== Set task ==
Comb the records below for the string "JSON" and copy each line where it turns up.

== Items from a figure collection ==
— begin —

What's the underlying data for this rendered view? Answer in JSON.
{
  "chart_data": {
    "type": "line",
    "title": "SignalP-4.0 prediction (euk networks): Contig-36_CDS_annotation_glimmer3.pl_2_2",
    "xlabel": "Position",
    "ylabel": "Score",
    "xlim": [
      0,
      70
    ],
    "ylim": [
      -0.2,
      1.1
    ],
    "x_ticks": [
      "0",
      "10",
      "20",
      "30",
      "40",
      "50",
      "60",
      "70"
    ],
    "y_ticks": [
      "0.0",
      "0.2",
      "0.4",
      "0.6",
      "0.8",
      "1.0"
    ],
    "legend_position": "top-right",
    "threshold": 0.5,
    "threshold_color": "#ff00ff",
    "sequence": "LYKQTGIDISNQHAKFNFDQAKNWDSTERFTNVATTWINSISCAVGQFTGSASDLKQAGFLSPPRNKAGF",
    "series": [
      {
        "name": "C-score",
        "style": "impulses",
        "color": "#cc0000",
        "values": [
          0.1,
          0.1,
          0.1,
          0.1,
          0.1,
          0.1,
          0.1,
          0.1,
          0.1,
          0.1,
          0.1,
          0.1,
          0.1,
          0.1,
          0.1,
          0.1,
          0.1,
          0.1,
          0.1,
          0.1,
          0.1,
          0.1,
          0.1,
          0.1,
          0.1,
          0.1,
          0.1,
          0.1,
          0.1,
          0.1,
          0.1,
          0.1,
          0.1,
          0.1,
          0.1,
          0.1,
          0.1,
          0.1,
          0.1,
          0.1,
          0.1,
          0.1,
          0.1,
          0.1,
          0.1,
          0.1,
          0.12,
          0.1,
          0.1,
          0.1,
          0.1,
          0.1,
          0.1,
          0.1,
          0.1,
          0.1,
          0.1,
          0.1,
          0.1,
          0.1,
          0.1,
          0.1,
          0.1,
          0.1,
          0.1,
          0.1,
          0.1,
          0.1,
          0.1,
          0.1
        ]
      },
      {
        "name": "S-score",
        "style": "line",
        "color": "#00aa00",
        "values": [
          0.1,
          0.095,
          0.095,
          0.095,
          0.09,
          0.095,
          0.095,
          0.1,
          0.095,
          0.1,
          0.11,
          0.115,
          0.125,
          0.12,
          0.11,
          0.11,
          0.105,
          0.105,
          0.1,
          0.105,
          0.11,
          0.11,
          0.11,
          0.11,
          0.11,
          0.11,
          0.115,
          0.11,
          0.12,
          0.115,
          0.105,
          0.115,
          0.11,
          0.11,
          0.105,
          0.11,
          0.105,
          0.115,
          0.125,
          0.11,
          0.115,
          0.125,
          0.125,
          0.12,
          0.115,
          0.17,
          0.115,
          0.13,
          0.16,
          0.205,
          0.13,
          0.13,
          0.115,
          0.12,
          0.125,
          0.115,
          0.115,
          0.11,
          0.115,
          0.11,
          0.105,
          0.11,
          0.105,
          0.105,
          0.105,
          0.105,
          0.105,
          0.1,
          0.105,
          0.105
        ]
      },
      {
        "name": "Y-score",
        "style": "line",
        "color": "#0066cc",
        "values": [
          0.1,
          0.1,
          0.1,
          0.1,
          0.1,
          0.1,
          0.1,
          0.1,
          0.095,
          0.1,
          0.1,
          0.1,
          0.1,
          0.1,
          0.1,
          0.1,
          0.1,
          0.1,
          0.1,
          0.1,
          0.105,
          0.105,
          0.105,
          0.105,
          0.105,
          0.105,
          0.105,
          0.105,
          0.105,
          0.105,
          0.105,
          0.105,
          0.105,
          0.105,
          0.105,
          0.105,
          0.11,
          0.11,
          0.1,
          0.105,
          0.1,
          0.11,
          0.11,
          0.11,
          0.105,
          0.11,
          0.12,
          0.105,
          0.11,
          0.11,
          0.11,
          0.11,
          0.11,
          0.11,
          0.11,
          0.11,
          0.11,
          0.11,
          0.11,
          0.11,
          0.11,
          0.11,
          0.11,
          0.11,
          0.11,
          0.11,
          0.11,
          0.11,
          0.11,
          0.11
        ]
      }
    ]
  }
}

— end —
— begin —

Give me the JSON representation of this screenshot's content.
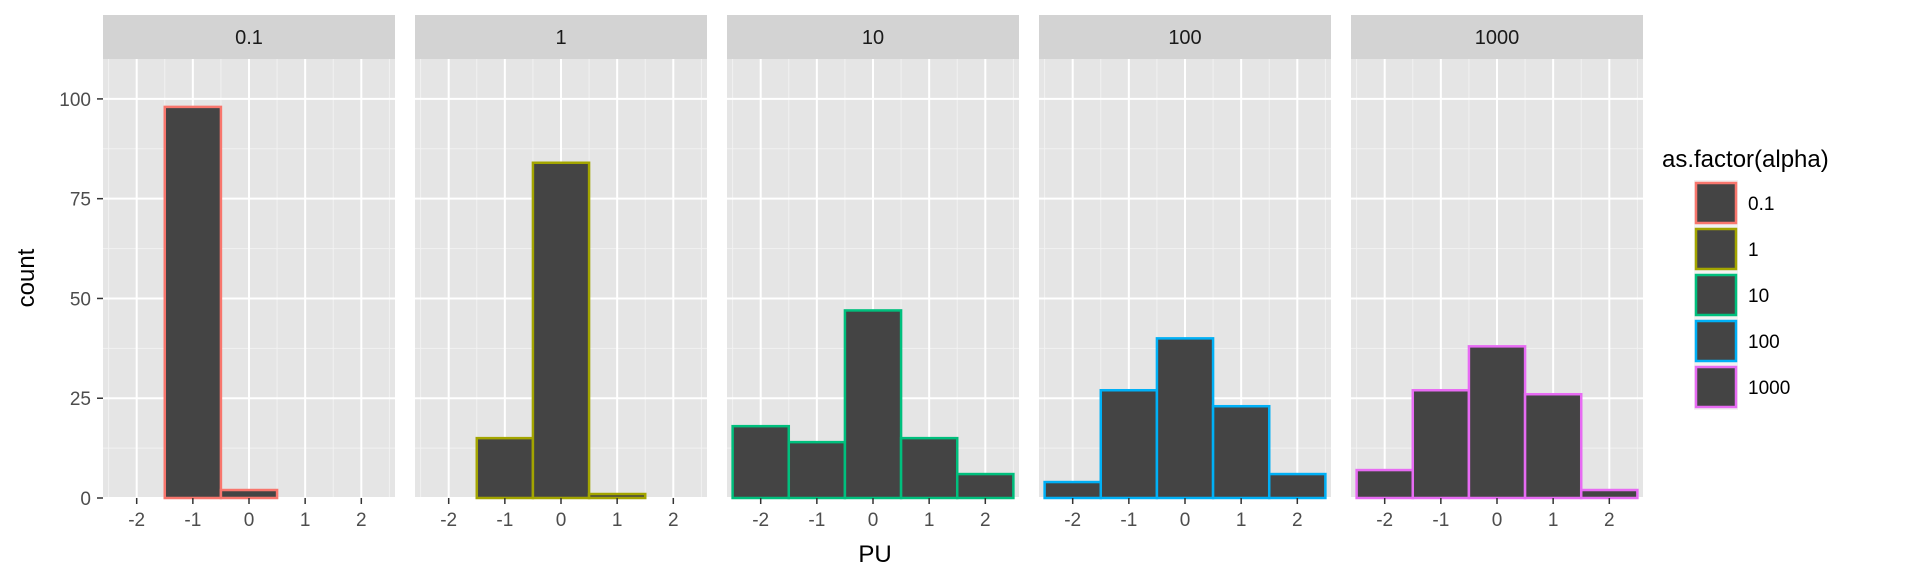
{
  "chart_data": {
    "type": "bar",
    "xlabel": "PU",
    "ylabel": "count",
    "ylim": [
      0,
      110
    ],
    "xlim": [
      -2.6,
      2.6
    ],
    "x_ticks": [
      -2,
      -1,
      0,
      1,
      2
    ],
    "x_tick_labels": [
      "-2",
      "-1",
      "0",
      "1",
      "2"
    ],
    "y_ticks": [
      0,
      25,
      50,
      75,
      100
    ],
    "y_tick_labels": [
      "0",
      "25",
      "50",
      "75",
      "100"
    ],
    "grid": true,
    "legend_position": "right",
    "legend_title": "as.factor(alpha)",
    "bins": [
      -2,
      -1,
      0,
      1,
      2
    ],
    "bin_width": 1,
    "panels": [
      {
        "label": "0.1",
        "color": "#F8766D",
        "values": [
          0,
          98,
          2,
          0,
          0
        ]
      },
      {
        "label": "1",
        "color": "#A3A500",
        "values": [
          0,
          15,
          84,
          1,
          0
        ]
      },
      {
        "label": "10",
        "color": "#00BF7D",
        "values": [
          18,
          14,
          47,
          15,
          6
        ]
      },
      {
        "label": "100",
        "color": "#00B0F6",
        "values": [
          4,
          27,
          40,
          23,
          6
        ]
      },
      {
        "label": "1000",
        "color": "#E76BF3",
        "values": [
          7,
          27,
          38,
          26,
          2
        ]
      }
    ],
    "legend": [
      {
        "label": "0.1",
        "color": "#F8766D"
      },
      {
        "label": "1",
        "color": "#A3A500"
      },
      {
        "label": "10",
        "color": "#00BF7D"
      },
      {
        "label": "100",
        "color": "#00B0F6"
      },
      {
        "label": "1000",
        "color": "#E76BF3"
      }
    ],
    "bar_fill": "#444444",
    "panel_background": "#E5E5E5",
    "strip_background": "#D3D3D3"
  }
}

— end —
— begin —

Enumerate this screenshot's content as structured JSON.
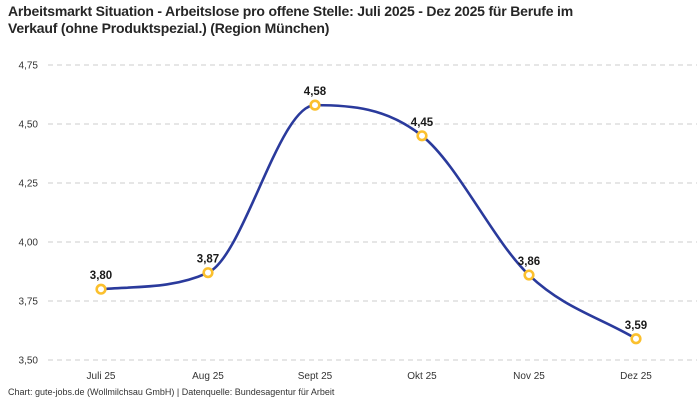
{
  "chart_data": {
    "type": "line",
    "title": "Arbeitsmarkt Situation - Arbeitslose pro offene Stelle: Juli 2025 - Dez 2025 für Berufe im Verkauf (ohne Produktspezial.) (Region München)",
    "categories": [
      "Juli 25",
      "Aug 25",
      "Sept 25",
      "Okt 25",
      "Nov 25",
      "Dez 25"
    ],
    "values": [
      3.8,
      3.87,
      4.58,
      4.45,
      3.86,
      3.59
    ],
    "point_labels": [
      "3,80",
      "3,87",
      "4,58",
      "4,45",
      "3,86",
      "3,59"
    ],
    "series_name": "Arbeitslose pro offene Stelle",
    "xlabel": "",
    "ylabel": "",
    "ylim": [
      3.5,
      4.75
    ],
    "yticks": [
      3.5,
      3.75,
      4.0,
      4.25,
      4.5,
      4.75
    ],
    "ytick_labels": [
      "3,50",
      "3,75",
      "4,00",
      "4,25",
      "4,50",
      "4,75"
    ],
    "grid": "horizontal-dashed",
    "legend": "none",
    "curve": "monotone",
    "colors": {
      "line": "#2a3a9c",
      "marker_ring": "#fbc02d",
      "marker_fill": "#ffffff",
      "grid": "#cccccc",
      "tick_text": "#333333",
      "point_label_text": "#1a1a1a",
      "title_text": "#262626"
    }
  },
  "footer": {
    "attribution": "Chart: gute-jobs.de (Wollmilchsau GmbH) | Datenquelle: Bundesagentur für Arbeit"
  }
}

— end —

== Full output ==
What's the underlying data for this rendered view? Answer in JSON.
Give me the JSON representation of this screenshot's content.
Enumerate this screenshot's content as structured JSON.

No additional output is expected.